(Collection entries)
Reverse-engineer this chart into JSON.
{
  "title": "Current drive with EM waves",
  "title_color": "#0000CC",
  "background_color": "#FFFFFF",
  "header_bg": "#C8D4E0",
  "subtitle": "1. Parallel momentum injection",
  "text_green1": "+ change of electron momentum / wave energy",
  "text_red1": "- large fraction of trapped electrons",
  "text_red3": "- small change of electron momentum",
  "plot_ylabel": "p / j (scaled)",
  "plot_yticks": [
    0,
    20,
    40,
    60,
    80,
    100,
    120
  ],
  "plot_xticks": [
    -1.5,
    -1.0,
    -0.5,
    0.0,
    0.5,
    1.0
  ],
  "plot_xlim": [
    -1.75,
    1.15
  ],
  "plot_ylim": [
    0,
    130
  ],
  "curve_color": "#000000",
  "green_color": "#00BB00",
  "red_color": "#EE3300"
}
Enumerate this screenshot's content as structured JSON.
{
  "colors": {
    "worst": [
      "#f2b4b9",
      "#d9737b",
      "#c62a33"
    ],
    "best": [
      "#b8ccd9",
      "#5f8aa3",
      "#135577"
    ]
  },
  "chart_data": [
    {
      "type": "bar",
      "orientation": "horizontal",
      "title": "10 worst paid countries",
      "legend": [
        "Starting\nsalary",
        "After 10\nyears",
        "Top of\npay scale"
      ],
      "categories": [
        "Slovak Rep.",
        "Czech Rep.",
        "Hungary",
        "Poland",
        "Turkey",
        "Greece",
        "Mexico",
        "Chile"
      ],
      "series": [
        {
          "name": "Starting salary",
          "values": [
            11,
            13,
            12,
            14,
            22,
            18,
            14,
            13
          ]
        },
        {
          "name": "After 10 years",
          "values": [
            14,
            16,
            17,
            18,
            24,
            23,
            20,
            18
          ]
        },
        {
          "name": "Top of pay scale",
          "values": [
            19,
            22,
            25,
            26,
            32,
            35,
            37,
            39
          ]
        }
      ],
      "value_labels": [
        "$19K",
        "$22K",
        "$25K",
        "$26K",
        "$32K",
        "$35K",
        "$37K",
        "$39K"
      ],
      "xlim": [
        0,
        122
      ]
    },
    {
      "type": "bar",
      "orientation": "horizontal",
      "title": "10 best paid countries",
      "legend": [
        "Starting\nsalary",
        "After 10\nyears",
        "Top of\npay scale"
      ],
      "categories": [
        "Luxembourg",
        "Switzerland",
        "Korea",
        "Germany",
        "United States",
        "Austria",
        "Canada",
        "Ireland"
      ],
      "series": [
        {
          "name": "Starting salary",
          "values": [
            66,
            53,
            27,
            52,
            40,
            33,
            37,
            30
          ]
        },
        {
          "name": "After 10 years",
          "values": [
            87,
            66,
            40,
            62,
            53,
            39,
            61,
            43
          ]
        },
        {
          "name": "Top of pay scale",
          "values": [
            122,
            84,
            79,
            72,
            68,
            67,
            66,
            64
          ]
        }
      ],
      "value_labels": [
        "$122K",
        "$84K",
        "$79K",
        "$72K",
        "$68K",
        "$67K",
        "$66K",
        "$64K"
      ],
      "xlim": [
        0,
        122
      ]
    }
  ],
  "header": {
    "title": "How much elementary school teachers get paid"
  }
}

WHAT THE TASK REQUIRES – The records above should all be quoted exactly, please.

EXERCISE OUTPUT –
Reverse-engineer this chart into JSON.
{
  "title": "Current drive with EM waves",
  "title_color": "#0000CC",
  "background_color": "#FFFFFF",
  "header_bg": "#C8D4E0",
  "subtitle": "1. Parallel momentum injection",
  "text_green1": "+ change of electron momentum / wave energy",
  "text_red1": "- large fraction of trapped electrons",
  "text_red3": "- small change of electron momentum",
  "plot_ylabel": "p / j (scaled)",
  "plot_yticks": [
    0,
    20,
    40,
    60,
    80,
    100,
    120
  ],
  "plot_xticks": [
    -1.5,
    -1.0,
    -0.5,
    0.0,
    0.5,
    1.0
  ],
  "plot_xlim": [
    -1.75,
    1.15
  ],
  "plot_ylim": [
    0,
    130
  ],
  "curve_color": "#000000",
  "green_color": "#00BB00",
  "red_color": "#EE3300"
}
Enumerate this screenshot's content as structured JSON.
{
  "colors": {
    "worst": [
      "#f2b4b9",
      "#d9737b",
      "#c62a33"
    ],
    "best": [
      "#b8ccd9",
      "#5f8aa3",
      "#135577"
    ]
  },
  "chart_data": [
    {
      "type": "bar",
      "orientation": "horizontal",
      "title": "10 worst paid countries",
      "legend": [
        "Starting\nsalary",
        "After 10\nyears",
        "Top of\npay scale"
      ],
      "categories": [
        "Slovak Rep.",
        "Czech Rep.",
        "Hungary",
        "Poland",
        "Turkey",
        "Greece",
        "Mexico",
        "Chile"
      ],
      "series": [
        {
          "name": "Starting salary",
          "values": [
            11,
            13,
            12,
            14,
            22,
            18,
            14,
            13
          ]
        },
        {
          "name": "After 10 years",
          "values": [
            14,
            16,
            17,
            18,
            24,
            23,
            20,
            18
          ]
        },
        {
          "name": "Top of pay scale",
          "values": [
            19,
            22,
            25,
            26,
            32,
            35,
            37,
            39
          ]
        }
      ],
      "value_labels": [
        "$19K",
        "$22K",
        "$25K",
        "$26K",
        "$32K",
        "$35K",
        "$37K",
        "$39K"
      ],
      "xlim": [
        0,
        122
      ]
    },
    {
      "type": "bar",
      "orientation": "horizontal",
      "title": "10 best paid countries",
      "legend": [
        "Starting\nsalary",
        "After 10\nyears",
        "Top of\npay scale"
      ],
      "categories": [
        "Luxembourg",
        "Switzerland",
        "Korea",
        "Germany",
        "United States",
        "Austria",
        "Canada",
        "Ireland"
      ],
      "series": [
        {
          "name": "Starting salary",
          "values": [
            66,
            53,
            27,
            52,
            40,
            33,
            37,
            30
          ]
        },
        {
          "name": "After 10 years",
          "values": [
            87,
            66,
            40,
            62,
            53,
            39,
            61,
            43
          ]
        },
        {
          "name": "Top of pay scale",
          "values": [
            122,
            84,
            79,
            72,
            68,
            67,
            66,
            64
          ]
        }
      ],
      "value_labels": [
        "$122K",
        "$84K",
        "$79K",
        "$72K",
        "$68K",
        "$67K",
        "$66K",
        "$64K"
      ],
      "xlim": [
        0,
        122
      ]
    }
  ],
  "header": {
    "title": "How much elementary school teachers get paid"
  }
}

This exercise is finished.